##### Data shown #####

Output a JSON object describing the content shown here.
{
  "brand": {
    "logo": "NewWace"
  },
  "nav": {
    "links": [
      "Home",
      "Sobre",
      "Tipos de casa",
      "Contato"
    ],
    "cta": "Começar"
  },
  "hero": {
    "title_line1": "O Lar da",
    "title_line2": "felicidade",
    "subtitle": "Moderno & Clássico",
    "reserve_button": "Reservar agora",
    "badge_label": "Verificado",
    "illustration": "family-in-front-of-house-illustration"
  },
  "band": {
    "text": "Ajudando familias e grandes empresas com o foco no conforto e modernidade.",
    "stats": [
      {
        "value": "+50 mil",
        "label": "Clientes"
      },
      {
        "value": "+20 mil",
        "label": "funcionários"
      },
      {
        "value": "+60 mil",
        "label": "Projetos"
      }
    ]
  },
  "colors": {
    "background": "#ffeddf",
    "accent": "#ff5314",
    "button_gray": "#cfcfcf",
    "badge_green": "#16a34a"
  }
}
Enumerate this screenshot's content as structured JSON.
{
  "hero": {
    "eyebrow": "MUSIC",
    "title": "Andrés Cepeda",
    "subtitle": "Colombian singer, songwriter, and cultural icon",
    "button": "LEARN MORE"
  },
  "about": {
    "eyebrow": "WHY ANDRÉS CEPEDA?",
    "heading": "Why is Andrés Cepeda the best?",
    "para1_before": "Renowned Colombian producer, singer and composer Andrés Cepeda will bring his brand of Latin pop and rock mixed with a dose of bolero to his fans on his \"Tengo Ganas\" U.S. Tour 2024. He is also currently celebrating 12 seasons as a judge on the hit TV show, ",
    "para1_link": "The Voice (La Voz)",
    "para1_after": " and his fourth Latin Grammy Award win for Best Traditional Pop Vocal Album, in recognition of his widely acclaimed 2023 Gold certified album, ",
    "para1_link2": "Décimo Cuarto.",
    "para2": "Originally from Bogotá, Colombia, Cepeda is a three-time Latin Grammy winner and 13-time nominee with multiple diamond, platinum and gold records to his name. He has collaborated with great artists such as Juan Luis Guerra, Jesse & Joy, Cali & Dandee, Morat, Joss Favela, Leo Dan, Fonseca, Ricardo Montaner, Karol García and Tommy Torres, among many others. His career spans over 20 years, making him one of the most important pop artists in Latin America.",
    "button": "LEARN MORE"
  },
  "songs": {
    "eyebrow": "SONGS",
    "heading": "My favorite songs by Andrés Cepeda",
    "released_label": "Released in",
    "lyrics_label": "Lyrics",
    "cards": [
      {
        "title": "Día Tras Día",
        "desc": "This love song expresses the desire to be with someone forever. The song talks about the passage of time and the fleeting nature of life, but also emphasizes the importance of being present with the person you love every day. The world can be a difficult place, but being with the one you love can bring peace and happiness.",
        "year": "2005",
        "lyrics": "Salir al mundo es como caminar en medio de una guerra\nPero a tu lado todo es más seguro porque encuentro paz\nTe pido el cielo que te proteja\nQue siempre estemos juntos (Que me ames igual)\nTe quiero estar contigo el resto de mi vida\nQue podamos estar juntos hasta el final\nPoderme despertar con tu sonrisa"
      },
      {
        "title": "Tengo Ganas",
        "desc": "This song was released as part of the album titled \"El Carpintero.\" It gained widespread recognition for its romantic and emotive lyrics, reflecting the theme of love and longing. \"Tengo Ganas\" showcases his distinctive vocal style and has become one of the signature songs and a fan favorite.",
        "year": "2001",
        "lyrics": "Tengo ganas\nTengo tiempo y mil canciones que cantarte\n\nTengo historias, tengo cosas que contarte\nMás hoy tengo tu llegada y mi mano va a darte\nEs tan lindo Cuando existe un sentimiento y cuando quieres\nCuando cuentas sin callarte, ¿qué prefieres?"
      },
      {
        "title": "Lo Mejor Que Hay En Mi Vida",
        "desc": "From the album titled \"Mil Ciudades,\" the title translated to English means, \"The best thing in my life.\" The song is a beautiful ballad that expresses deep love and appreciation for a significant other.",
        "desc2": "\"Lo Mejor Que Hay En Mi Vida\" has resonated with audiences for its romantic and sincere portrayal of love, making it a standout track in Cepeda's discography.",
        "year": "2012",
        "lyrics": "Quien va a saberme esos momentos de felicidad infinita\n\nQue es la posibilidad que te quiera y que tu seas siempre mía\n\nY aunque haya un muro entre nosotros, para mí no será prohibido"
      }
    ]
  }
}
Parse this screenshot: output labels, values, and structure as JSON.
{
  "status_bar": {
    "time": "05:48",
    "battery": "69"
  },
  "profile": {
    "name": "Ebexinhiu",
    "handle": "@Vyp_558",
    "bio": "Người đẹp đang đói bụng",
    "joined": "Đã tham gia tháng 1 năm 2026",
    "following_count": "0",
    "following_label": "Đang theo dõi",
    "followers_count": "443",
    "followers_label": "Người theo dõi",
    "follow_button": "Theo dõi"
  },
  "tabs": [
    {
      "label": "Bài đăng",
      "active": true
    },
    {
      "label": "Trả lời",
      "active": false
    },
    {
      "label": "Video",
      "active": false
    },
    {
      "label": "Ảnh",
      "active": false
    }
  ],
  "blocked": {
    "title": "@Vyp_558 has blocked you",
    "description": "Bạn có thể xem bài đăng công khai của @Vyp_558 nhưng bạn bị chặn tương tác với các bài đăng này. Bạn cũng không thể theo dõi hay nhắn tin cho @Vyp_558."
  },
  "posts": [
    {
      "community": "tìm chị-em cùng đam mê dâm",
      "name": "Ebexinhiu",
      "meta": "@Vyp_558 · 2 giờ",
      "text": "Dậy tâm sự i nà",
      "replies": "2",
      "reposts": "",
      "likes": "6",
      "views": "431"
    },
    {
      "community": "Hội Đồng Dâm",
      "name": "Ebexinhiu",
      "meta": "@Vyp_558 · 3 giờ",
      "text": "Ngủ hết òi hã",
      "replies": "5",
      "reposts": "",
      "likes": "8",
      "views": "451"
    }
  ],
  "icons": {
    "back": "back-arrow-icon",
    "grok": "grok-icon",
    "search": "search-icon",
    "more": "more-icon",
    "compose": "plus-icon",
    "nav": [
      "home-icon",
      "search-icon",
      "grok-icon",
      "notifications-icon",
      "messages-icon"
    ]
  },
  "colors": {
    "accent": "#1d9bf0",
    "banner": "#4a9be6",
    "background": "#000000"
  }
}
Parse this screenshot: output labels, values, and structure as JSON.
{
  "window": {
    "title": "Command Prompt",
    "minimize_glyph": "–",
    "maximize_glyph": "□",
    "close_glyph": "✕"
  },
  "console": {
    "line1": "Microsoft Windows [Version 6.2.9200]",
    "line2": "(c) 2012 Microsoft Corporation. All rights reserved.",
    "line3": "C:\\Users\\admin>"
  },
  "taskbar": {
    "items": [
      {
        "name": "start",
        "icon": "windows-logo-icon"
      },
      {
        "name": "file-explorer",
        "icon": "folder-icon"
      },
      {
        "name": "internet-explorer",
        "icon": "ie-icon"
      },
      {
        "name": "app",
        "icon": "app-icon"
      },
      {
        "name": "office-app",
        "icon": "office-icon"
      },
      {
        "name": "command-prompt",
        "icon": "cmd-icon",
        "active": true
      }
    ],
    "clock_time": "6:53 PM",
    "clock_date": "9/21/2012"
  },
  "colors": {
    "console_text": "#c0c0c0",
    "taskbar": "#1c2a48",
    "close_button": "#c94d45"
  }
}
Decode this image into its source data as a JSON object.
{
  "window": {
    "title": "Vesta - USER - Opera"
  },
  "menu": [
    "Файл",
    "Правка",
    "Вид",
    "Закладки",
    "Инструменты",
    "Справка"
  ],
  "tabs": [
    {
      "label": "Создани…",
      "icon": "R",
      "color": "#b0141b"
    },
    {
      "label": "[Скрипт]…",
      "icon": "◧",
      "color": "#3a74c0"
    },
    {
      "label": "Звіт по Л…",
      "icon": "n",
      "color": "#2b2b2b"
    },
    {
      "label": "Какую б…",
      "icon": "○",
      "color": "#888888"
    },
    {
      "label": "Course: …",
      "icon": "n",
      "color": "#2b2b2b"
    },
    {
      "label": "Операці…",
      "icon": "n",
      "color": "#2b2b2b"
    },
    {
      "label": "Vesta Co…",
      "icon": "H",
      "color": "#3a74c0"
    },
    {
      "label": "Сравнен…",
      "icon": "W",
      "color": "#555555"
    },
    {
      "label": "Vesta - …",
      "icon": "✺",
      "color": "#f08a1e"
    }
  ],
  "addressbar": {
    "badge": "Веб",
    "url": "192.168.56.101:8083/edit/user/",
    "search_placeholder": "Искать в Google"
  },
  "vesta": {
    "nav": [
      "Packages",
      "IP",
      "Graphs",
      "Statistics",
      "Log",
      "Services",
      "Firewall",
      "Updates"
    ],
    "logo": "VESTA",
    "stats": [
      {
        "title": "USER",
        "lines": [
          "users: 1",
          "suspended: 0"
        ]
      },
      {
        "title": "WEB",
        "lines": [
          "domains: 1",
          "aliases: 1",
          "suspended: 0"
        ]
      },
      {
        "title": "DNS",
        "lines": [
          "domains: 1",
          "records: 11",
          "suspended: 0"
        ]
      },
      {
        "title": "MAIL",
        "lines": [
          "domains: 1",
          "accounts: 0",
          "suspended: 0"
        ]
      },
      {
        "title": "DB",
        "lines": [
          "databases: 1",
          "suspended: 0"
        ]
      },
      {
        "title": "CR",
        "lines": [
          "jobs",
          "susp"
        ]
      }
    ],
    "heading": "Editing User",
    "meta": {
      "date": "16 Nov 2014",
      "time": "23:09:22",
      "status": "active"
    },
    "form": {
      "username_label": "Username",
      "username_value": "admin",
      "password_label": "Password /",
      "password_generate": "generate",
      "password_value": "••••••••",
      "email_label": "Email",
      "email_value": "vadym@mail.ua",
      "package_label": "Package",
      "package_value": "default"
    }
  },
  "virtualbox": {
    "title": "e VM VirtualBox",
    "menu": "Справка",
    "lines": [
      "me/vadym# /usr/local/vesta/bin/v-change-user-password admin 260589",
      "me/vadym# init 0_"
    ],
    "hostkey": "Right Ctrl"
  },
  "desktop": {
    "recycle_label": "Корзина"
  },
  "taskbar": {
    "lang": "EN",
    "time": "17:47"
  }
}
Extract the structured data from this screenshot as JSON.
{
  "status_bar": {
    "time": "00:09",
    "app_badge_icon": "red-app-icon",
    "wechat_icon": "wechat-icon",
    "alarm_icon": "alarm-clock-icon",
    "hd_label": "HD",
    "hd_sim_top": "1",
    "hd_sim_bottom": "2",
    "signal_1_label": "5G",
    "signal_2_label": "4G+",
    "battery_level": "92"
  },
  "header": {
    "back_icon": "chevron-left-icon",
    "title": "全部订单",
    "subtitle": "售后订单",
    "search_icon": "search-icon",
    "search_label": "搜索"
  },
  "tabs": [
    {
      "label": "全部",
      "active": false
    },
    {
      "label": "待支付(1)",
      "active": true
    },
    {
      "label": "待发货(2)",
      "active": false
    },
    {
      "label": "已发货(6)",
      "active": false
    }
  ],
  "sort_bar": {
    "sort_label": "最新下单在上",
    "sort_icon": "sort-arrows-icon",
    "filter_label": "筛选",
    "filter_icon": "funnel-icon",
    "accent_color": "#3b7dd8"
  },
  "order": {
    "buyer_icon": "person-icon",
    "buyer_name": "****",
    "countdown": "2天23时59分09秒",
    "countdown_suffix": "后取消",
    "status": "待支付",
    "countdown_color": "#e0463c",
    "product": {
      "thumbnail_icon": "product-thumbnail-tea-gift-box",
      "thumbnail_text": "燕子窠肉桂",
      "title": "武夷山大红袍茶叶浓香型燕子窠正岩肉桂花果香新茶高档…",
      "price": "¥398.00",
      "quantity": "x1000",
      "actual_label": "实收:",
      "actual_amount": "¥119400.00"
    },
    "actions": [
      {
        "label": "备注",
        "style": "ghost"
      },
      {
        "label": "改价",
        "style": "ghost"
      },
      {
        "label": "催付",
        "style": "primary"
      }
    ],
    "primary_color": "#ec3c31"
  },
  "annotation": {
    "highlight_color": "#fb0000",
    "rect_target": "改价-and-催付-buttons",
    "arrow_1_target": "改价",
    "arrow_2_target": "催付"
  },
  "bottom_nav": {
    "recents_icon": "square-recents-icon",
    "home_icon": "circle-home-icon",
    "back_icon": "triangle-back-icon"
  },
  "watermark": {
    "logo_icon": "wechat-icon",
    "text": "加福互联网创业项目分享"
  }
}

#####

Direction. Copy out all lines where the word "wechat" appears.

Written response.
    "wechat_icon": "wechat-icon",
    "logo_icon": "wechat-icon",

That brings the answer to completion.